## Begin DATA SECTION
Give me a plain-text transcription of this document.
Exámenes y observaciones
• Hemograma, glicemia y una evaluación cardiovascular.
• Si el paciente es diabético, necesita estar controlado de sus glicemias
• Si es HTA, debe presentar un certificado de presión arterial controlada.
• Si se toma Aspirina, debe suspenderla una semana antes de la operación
## End DATA SECTION
Please set down all the data word for word.

**WRITTEN SOLUTION**:
Give me a plain-text transcription of this document.
Exámenes y observaciones
• Hemograma, glicemia y una evaluación cardiovascular.
• Si el paciente es diabético, necesita estar controlado de sus glicemias
• Si es HTA, debe presentar un certificado de presión arterial controlada.
• Si se toma Aspirina, debe suspenderla una semana antes de la operación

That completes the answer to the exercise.